Check each line of the data below for the string "subtitle", then report how many lines have it and nothing else.

+++++

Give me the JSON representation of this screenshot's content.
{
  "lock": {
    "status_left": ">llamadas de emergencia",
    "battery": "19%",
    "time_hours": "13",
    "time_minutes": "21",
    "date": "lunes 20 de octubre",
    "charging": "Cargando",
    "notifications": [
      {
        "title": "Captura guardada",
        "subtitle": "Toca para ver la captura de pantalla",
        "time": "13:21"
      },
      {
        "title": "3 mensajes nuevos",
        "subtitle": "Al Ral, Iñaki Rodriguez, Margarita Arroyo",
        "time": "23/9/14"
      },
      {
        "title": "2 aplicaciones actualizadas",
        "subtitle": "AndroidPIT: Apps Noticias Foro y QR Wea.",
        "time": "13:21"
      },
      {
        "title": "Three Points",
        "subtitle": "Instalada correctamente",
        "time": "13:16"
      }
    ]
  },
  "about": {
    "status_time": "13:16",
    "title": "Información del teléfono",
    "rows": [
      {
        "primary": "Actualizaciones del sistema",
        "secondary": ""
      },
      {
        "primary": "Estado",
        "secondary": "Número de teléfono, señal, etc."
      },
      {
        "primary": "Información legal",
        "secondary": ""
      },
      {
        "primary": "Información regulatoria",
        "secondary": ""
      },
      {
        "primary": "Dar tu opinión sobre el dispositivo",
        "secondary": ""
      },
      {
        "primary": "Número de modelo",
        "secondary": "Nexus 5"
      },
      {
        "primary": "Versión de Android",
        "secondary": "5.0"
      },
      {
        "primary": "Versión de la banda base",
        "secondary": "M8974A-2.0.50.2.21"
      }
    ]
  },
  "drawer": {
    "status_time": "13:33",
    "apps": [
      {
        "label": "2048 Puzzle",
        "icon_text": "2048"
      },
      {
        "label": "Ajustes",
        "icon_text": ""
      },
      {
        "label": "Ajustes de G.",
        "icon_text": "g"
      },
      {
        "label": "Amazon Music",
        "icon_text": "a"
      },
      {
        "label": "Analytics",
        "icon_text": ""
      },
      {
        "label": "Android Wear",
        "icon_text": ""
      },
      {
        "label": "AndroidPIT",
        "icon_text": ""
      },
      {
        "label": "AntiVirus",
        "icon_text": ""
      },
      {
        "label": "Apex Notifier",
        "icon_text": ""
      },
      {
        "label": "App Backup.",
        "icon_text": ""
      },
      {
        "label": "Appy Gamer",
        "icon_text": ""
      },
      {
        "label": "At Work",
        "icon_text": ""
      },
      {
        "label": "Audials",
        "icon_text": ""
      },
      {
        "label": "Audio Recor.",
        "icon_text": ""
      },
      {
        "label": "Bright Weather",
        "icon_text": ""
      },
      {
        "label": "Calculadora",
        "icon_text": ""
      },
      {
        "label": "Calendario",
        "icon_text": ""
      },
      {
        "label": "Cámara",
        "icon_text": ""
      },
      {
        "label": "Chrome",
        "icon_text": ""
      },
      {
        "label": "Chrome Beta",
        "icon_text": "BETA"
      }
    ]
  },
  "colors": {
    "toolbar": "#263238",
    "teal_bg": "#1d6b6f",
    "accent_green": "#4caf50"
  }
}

+++++

# [ANSWER SECTION]
4